* [Written task]
Repeat the records below exactly, leaving out every picture.

━━━━━━━━━━━━━━━━

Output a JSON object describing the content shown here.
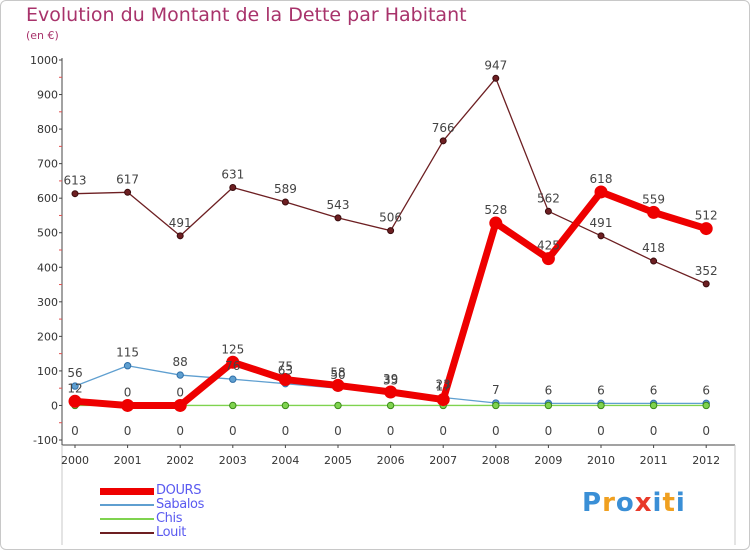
{
  "title": "Evolution du Montant de la Dette par Habitant",
  "subtitle": "(en €)",
  "logo": {
    "text": "Proxiti",
    "colors": [
      "#3a8fd6",
      "#f0a020",
      "#3a8fd6",
      "#e83a2a",
      "#3a8fd6",
      "#f0a020",
      "#3a8fd6"
    ]
  },
  "chart_data": {
    "type": "line",
    "categories": [
      "2000",
      "2001",
      "2002",
      "2003",
      "2004",
      "2005",
      "2006",
      "2007",
      "2008",
      "2009",
      "2010",
      "2011",
      "2012"
    ],
    "ylim": [
      -100,
      1000
    ],
    "yticks": [
      "-100",
      "0",
      "100",
      "200",
      "300",
      "400",
      "500",
      "600",
      "700",
      "800",
      "900",
      "1000"
    ],
    "grid": false,
    "legend_position": "bottom-left",
    "series": [
      {
        "name": "DOURS",
        "color": "#ee0000",
        "values": [
          12,
          0,
          0,
          125,
          75,
          58,
          39,
          17,
          528,
          425,
          618,
          559,
          512
        ],
        "labels": [
          "12",
          "0",
          "0",
          "125",
          "75",
          "58",
          "39",
          "17",
          "528",
          "425",
          "618",
          "559",
          "512"
        ]
      },
      {
        "name": "Sabalos",
        "color": "#5f9fd0",
        "values": [
          56,
          115,
          88,
          76,
          63,
          50,
          35,
          23,
          7,
          6,
          6,
          6,
          6
        ],
        "labels": [
          "56",
          "115",
          "88",
          "76",
          "63",
          "50",
          "35",
          "23",
          "7",
          "6",
          "6",
          "6",
          "6"
        ]
      },
      {
        "name": "Chis",
        "color": "#7fd34f",
        "values": [
          0,
          0,
          0,
          0,
          0,
          0,
          0,
          0,
          0,
          0,
          0,
          0,
          0
        ],
        "labels": [
          "0",
          "0",
          "0",
          "0",
          "0",
          "0",
          "0",
          "0",
          "0",
          "0",
          "0",
          "0",
          "0"
        ]
      },
      {
        "name": "Louit",
        "color": "#6d1f22",
        "values": [
          613,
          617,
          491,
          631,
          589,
          543,
          506,
          766,
          947,
          562,
          491,
          418,
          352
        ],
        "labels": [
          "613",
          "617",
          "491",
          "631",
          "589",
          "543",
          "506",
          "766",
          "947",
          "562",
          "491",
          "418",
          "352"
        ]
      }
    ]
  }
}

━━━━━━━━━━━━━━━━

* [The result]
Output a JSON object describing the content shown here.
{
  "title": "Evolution du Montant de la Dette par Habitant",
  "subtitle": "(en €)",
  "logo": {
    "text": "Proxiti",
    "colors": [
      "#3a8fd6",
      "#f0a020",
      "#3a8fd6",
      "#e83a2a",
      "#3a8fd6",
      "#f0a020",
      "#3a8fd6"
    ]
  },
  "chart_data": {
    "type": "line",
    "categories": [
      "2000",
      "2001",
      "2002",
      "2003",
      "2004",
      "2005",
      "2006",
      "2007",
      "2008",
      "2009",
      "2010",
      "2011",
      "2012"
    ],
    "ylim": [
      -100,
      1000
    ],
    "yticks": [
      "-100",
      "0",
      "100",
      "200",
      "300",
      "400",
      "500",
      "600",
      "700",
      "800",
      "900",
      "1000"
    ],
    "grid": false,
    "legend_position": "bottom-left",
    "series": [
      {
        "name": "DOURS",
        "color": "#ee0000",
        "values": [
          12,
          0,
          0,
          125,
          75,
          58,
          39,
          17,
          528,
          425,
          618,
          559,
          512
        ],
        "labels": [
          "12",
          "0",
          "0",
          "125",
          "75",
          "58",
          "39",
          "17",
          "528",
          "425",
          "618",
          "559",
          "512"
        ]
      },
      {
        "name": "Sabalos",
        "color": "#5f9fd0",
        "values": [
          56,
          115,
          88,
          76,
          63,
          50,
          35,
          23,
          7,
          6,
          6,
          6,
          6
        ],
        "labels": [
          "56",
          "115",
          "88",
          "76",
          "63",
          "50",
          "35",
          "23",
          "7",
          "6",
          "6",
          "6",
          "6"
        ]
      },
      {
        "name": "Chis",
        "color": "#7fd34f",
        "values": [
          0,
          0,
          0,
          0,
          0,
          0,
          0,
          0,
          0,
          0,
          0,
          0,
          0
        ],
        "labels": [
          "0",
          "0",
          "0",
          "0",
          "0",
          "0",
          "0",
          "0",
          "0",
          "0",
          "0",
          "0",
          "0"
        ]
      },
      {
        "name": "Louit",
        "color": "#6d1f22",
        "values": [
          613,
          617,
          491,
          631,
          589,
          543,
          506,
          766,
          947,
          562,
          491,
          418,
          352
        ],
        "labels": [
          "613",
          "617",
          "491",
          "631",
          "589",
          "543",
          "506",
          "766",
          "947",
          "562",
          "491",
          "418",
          "352"
        ]
      }
    ]
  }
}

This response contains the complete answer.